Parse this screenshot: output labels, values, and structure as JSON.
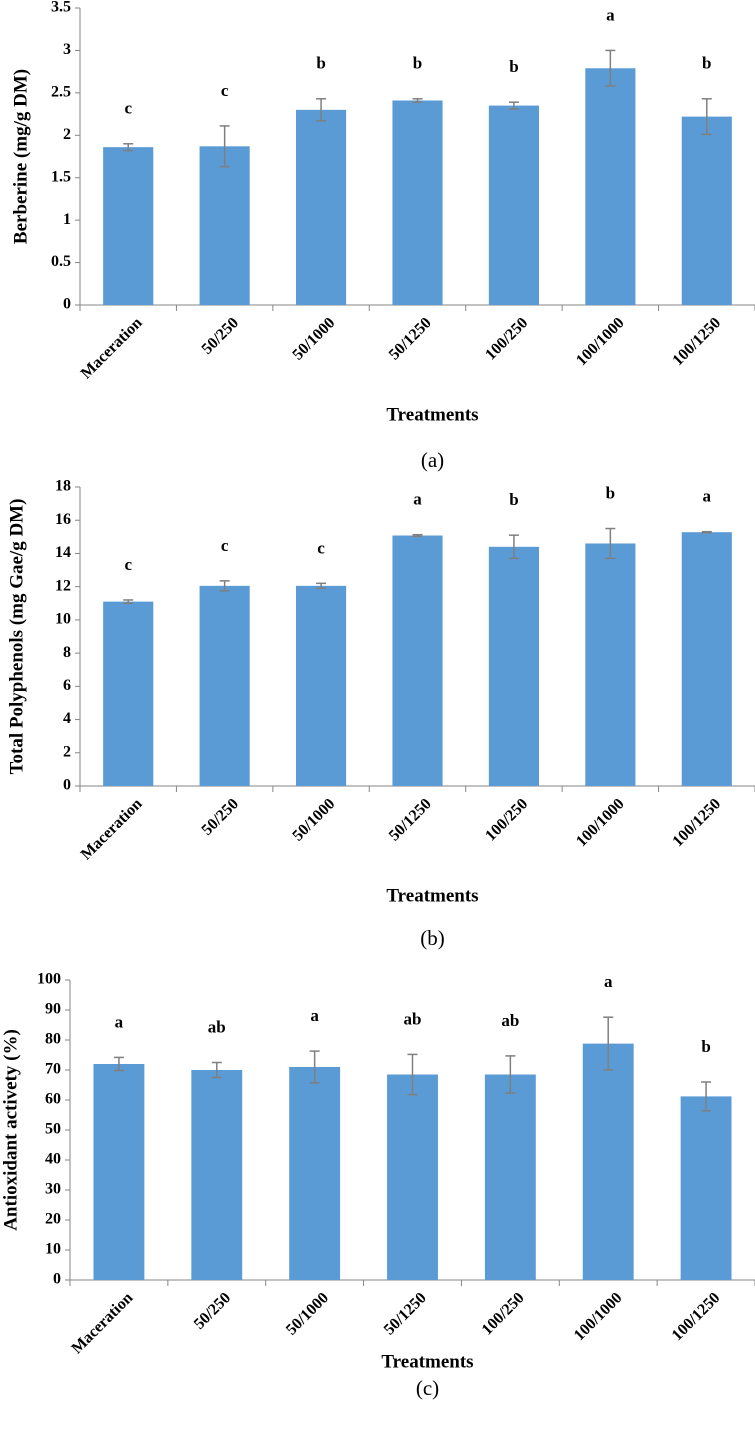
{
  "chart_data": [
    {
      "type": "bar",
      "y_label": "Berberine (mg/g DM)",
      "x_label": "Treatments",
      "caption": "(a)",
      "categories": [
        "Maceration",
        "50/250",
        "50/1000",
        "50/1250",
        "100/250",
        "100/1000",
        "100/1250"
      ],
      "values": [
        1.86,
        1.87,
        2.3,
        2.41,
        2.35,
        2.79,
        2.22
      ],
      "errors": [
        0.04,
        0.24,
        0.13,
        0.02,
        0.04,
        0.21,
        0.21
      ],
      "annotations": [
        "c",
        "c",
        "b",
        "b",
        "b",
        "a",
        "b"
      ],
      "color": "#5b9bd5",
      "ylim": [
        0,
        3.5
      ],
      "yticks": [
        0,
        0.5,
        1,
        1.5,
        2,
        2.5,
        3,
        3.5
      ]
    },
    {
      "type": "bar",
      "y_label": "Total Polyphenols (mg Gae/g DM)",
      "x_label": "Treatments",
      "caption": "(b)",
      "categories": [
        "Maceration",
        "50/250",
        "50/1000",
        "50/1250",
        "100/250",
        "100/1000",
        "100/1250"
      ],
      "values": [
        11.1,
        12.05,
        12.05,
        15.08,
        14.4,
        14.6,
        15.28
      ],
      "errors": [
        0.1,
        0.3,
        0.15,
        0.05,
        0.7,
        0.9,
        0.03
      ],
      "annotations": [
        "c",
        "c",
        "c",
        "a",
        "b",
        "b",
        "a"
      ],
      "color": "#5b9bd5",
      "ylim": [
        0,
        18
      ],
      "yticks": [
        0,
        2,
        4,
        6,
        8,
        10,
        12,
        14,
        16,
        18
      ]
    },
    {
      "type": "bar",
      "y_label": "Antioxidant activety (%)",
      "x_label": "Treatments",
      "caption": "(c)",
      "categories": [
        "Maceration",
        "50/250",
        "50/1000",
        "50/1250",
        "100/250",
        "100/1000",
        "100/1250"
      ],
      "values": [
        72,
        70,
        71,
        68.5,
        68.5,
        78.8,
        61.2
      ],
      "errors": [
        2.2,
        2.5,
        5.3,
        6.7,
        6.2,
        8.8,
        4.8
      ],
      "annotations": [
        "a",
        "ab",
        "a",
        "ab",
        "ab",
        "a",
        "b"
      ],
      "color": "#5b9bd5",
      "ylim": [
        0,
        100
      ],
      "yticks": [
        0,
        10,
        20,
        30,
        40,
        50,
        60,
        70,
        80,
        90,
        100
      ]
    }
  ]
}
---
> EXERCISE INSTRUCTIONS
Make an exact copy of the listing above. Do not include the pictures.

> THE RESULT
Parse this screenshot: output labels, values, and structure as JSON.
{
  "chart_data": [
    {
      "type": "bar",
      "y_label": "Berberine (mg/g DM)",
      "x_label": "Treatments",
      "caption": "(a)",
      "categories": [
        "Maceration",
        "50/250",
        "50/1000",
        "50/1250",
        "100/250",
        "100/1000",
        "100/1250"
      ],
      "values": [
        1.86,
        1.87,
        2.3,
        2.41,
        2.35,
        2.79,
        2.22
      ],
      "errors": [
        0.04,
        0.24,
        0.13,
        0.02,
        0.04,
        0.21,
        0.21
      ],
      "annotations": [
        "c",
        "c",
        "b",
        "b",
        "b",
        "a",
        "b"
      ],
      "color": "#5b9bd5",
      "ylim": [
        0,
        3.5
      ],
      "yticks": [
        0,
        0.5,
        1,
        1.5,
        2,
        2.5,
        3,
        3.5
      ]
    },
    {
      "type": "bar",
      "y_label": "Total Polyphenols (mg Gae/g DM)",
      "x_label": "Treatments",
      "caption": "(b)",
      "categories": [
        "Maceration",
        "50/250",
        "50/1000",
        "50/1250",
        "100/250",
        "100/1000",
        "100/1250"
      ],
      "values": [
        11.1,
        12.05,
        12.05,
        15.08,
        14.4,
        14.6,
        15.28
      ],
      "errors": [
        0.1,
        0.3,
        0.15,
        0.05,
        0.7,
        0.9,
        0.03
      ],
      "annotations": [
        "c",
        "c",
        "c",
        "a",
        "b",
        "b",
        "a"
      ],
      "color": "#5b9bd5",
      "ylim": [
        0,
        18
      ],
      "yticks": [
        0,
        2,
        4,
        6,
        8,
        10,
        12,
        14,
        16,
        18
      ]
    },
    {
      "type": "bar",
      "y_label": "Antioxidant activety (%)",
      "x_label": "Treatments",
      "caption": "(c)",
      "categories": [
        "Maceration",
        "50/250",
        "50/1000",
        "50/1250",
        "100/250",
        "100/1000",
        "100/1250"
      ],
      "values": [
        72,
        70,
        71,
        68.5,
        68.5,
        78.8,
        61.2
      ],
      "errors": [
        2.2,
        2.5,
        5.3,
        6.7,
        6.2,
        8.8,
        4.8
      ],
      "annotations": [
        "a",
        "ab",
        "a",
        "ab",
        "ab",
        "a",
        "b"
      ],
      "color": "#5b9bd5",
      "ylim": [
        0,
        100
      ],
      "yticks": [
        0,
        10,
        20,
        30,
        40,
        50,
        60,
        70,
        80,
        90,
        100
      ]
    }
  ]
}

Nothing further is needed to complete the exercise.